**TASK TO CARRY OUT:** Below are some entries. Output each one exactly as it appears.

**INPUT:**
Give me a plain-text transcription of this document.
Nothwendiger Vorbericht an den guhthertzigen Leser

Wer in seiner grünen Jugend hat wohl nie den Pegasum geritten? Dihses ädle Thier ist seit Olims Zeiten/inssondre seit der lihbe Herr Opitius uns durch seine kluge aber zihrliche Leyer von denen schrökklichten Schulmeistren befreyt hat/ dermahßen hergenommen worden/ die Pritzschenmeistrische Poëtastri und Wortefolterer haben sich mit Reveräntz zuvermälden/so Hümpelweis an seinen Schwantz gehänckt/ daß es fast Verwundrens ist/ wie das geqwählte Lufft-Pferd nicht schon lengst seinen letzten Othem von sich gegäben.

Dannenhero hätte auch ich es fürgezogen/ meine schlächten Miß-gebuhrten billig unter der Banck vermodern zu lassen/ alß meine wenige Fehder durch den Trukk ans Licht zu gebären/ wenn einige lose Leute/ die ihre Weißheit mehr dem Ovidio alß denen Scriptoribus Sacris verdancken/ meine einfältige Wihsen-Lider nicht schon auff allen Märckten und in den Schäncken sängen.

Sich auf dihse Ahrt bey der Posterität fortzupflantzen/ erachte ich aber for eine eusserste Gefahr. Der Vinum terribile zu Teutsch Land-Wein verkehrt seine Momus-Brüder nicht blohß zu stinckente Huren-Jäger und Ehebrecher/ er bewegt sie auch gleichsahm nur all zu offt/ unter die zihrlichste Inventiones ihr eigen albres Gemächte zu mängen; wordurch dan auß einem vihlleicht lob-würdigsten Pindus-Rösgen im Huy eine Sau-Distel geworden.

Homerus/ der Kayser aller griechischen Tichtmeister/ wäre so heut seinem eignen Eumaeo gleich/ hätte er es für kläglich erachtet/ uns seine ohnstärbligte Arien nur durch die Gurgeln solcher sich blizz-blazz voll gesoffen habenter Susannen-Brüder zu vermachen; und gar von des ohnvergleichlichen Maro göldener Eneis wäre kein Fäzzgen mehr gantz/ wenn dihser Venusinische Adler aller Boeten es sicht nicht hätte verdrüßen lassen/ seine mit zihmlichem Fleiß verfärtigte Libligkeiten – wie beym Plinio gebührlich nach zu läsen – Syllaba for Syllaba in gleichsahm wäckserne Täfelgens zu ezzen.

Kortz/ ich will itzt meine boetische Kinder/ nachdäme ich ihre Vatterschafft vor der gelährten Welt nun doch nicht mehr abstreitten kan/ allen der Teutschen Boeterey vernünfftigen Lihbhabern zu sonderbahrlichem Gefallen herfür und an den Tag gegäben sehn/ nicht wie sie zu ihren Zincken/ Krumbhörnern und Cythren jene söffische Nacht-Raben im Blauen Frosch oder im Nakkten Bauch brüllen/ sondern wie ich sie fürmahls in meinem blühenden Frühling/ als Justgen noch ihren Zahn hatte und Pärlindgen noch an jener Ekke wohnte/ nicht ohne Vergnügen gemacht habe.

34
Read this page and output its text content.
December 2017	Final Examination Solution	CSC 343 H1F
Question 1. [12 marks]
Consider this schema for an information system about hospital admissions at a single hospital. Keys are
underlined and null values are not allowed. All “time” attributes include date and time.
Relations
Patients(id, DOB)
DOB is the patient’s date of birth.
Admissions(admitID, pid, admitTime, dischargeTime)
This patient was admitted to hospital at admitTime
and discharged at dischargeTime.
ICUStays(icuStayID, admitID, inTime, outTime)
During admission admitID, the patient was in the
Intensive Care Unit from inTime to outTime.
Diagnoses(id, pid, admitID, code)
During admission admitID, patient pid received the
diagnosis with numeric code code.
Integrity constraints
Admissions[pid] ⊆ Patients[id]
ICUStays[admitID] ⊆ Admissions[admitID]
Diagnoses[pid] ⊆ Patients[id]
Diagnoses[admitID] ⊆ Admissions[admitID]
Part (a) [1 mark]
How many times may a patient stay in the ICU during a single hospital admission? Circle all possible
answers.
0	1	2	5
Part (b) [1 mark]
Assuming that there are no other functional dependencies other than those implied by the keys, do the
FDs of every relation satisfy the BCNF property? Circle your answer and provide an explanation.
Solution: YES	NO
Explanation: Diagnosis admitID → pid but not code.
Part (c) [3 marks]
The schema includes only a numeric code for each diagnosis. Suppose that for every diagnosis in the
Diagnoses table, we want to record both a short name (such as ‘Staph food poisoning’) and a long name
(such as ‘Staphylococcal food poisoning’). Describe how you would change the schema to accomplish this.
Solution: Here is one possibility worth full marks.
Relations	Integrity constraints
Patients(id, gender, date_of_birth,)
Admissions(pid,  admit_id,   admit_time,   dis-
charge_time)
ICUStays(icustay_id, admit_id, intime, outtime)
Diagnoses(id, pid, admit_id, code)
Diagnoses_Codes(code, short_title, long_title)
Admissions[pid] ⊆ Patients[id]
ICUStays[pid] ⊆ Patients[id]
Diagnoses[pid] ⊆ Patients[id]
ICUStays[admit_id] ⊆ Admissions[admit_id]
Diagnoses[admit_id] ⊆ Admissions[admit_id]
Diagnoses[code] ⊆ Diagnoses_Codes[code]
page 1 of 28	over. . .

**ANSWER TO THE PROBLEM:**
Give me a plain-text transcription of this document.
Nothwendiger Vorbericht an den guhthertzigen Leser

Wer in seiner grünen Jugend hat wohl nie den Pegasum geritten? Dihses ädle Thier ist seit Olims Zeiten/inssondre seit der lihbe Herr Opitius uns durch seine kluge aber zihrliche Leyer von denen schrökklichten Schulmeistren befreyt hat/ dermahßen hergenommen worden/ die Pritzschenmeistrische Poëtastri und Wortefolterer haben sich mit Reveräntz zuvermälden/so Hümpelweis an seinen Schwantz gehänckt/ daß es fast Verwundrens ist/ wie das geqwählte Lufft-Pferd nicht schon lengst seinen letzten Othem von sich gegäben.

Dannenhero hätte auch ich es fürgezogen/ meine schlächten Miß-gebuhrten billig unter der Banck vermodern zu lassen/ alß meine wenige Fehder durch den Trukk ans Licht zu gebären/ wenn einige lose Leute/ die ihre Weißheit mehr dem Ovidio alß denen Scriptoribus Sacris verdancken/ meine einfältige Wihsen-Lider nicht schon auff allen Märckten und in den Schäncken sängen.

Sich auf dihse Ahrt bey der Posterität fortzupflantzen/ erachte ich aber for eine eusserste Gefahr. Der Vinum terribile zu Teutsch Land-Wein verkehrt seine Momus-Brüder nicht blohß zu stinckente Huren-Jäger und Ehebrecher/ er bewegt sie auch gleichsahm nur all zu offt/ unter die zihrlichste Inventiones ihr eigen albres Gemächte zu mängen; wordurch dan auß einem vihlleicht lob-würdigsten Pindus-Rösgen im Huy eine Sau-Distel geworden.

Homerus/ der Kayser aller griechischen Tichtmeister/ wäre so heut seinem eignen Eumaeo gleich/ hätte er es für kläglich erachtet/ uns seine ohnstärbligte Arien nur durch die Gurgeln solcher sich blizz-blazz voll gesoffen habenter Susannen-Brüder zu vermachen; und gar von des ohnvergleichlichen Maro göldener Eneis wäre kein Fäzzgen mehr gantz/ wenn dihser Venusinische Adler aller Boeten es sicht nicht hätte verdrüßen lassen/ seine mit zihmlichem Fleiß verfärtigte Libligkeiten – wie beym Plinio gebührlich nach zu läsen – Syllaba for Syllaba in gleichsahm wäckserne Täfelgens zu ezzen.

Kortz/ ich will itzt meine boetische Kinder/ nachdäme ich ihre Vatterschafft vor der gelährten Welt nun doch nicht mehr abstreitten kan/ allen der Teutschen Boeterey vernünfftigen Lihbhabern zu sonderbahrlichem Gefallen herfür und an den Tag gegäben sehn/ nicht wie sie zu ihren Zincken/ Krumbhörnern und Cythren jene söffische Nacht-Raben im Blauen Frosch oder im Nakkten Bauch brüllen/ sondern wie ich sie fürmahls in meinem blühenden Frühling/ als Justgen noch ihren Zahn hatte und Pärlindgen noch an jener Ekke wohnte/ nicht ohne Vergnügen gemacht habe.

34
Read this page and output its text content.
December 2017	Final Examination Solution	CSC 343 H1F
Question 1. [12 marks]
Consider this schema for an information system about hospital admissions at a single hospital. Keys are
underlined and null values are not allowed. All “time” attributes include date and time.
Relations
Patients(id, DOB)
DOB is the patient’s date of birth.
Admissions(admitID, pid, admitTime, dischargeTime)
This patient was admitted to hospital at admitTime
and discharged at dischargeTime.
ICUStays(icuStayID, admitID, inTime, outTime)
During admission admitID, the patient was in the
Intensive Care Unit from inTime to outTime.
Diagnoses(id, pid, admitID, code)
During admission admitID, patient pid received the
diagnosis with numeric code code.
Integrity constraints
Admissions[pid] ⊆ Patients[id]
ICUStays[admitID] ⊆ Admissions[admitID]
Diagnoses[pid] ⊆ Patients[id]
Diagnoses[admitID] ⊆ Admissions[admitID]
Part (a) [1 mark]
How many times may a patient stay in the ICU during a single hospital admission? Circle all possible
answers.
0	1	2	5
Part (b) [1 mark]
Assuming that there are no other functional dependencies other than those implied by the keys, do the
FDs of every relation satisfy the BCNF property? Circle your answer and provide an explanation.
Solution: YES	NO
Explanation: Diagnosis admitID → pid but not code.
Part (c) [3 marks]
The schema includes only a numeric code for each diagnosis. Suppose that for every diagnosis in the
Diagnoses table, we want to record both a short name (such as ‘Staph food poisoning’) and a long name
(such as ‘Staphylococcal food poisoning’). Describe how you would change the schema to accomplish this.
Solution: Here is one possibility worth full marks.
Relations	Integrity constraints
Patients(id, gender, date_of_birth,)
Admissions(pid,  admit_id,   admit_time,   dis-
charge_time)
ICUStays(icustay_id, admit_id, intime, outtime)
Diagnoses(id, pid, admit_id, code)
Diagnoses_Codes(code, short_title, long_title)
Admissions[pid] ⊆ Patients[id]
ICUStays[pid] ⊆ Patients[id]
Diagnoses[pid] ⊆ Patients[id]
ICUStays[admit_id] ⊆ Admissions[admit_id]
Diagnoses[admit_id] ⊆ Admissions[admit_id]
Diagnoses[code] ⊆ Diagnoses_Codes[code]
page 1 of 28	over. . .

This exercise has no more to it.